■ TO DO ■
Give the listing below again in full, exactly as written.

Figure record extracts

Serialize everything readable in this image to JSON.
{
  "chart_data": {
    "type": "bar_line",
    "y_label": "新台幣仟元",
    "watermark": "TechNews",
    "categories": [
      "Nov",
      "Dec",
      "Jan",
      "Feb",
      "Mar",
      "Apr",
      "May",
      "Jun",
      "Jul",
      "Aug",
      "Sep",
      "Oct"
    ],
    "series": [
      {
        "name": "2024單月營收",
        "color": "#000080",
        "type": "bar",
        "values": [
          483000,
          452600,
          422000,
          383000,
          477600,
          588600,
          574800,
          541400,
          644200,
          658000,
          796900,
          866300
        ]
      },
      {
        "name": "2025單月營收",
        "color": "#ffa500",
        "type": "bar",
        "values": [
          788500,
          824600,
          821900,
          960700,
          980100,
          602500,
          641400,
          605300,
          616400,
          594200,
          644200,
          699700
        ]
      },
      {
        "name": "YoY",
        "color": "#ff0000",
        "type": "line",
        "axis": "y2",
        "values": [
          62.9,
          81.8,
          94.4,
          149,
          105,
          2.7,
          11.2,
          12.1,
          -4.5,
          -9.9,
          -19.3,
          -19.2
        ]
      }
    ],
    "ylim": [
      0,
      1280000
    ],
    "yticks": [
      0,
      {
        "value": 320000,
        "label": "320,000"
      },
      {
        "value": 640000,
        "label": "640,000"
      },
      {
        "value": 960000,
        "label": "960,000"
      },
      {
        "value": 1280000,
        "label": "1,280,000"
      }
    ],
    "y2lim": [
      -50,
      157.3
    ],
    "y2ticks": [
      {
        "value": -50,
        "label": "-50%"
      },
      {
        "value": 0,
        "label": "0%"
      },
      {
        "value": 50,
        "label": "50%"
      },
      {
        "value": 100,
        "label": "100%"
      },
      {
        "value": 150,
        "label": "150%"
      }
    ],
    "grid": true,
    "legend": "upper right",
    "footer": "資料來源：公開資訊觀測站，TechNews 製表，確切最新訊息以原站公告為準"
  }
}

■ FULL RESPONSE ■
Serialize everything readable in this image to JSON.
{
  "chart_data": {
    "type": "bar_line",
    "y_label": "新台幣仟元",
    "watermark": "TechNews",
    "categories": [
      "Nov",
      "Dec",
      "Jan",
      "Feb",
      "Mar",
      "Apr",
      "May",
      "Jun",
      "Jul",
      "Aug",
      "Sep",
      "Oct"
    ],
    "series": [
      {
        "name": "2024單月營收",
        "color": "#000080",
        "type": "bar",
        "values": [
          483000,
          452600,
          422000,
          383000,
          477600,
          588600,
          574800,
          541400,
          644200,
          658000,
          796900,
          866300
        ]
      },
      {
        "name": "2025單月營收",
        "color": "#ffa500",
        "type": "bar",
        "values": [
          788500,
          824600,
          821900,
          960700,
          980100,
          602500,
          641400,
          605300,
          616400,
          594200,
          644200,
          699700
        ]
      },
      {
        "name": "YoY",
        "color": "#ff0000",
        "type": "line",
        "axis": "y2",
        "values": [
          62.9,
          81.8,
          94.4,
          149,
          105,
          2.7,
          11.2,
          12.1,
          -4.5,
          -9.9,
          -19.3,
          -19.2
        ]
      }
    ],
    "ylim": [
      0,
      1280000
    ],
    "yticks": [
      0,
      {
        "value": 320000,
        "label": "320,000"
      },
      {
        "value": 640000,
        "label": "640,000"
      },
      {
        "value": 960000,
        "label": "960,000"
      },
      {
        "value": 1280000,
        "label": "1,280,000"
      }
    ],
    "y2lim": [
      -50,
      157.3
    ],
    "y2ticks": [
      {
        "value": -50,
        "label": "-50%"
      },
      {
        "value": 0,
        "label": "0%"
      },
      {
        "value": 50,
        "label": "50%"
      },
      {
        "value": 100,
        "label": "100%"
      },
      {
        "value": 150,
        "label": "150%"
      }
    ],
    "grid": true,
    "legend": "upper right",
    "footer": "資料來源：公開資訊觀測站，TechNews 製表，確切最新訊息以原站公告為準"
  }
}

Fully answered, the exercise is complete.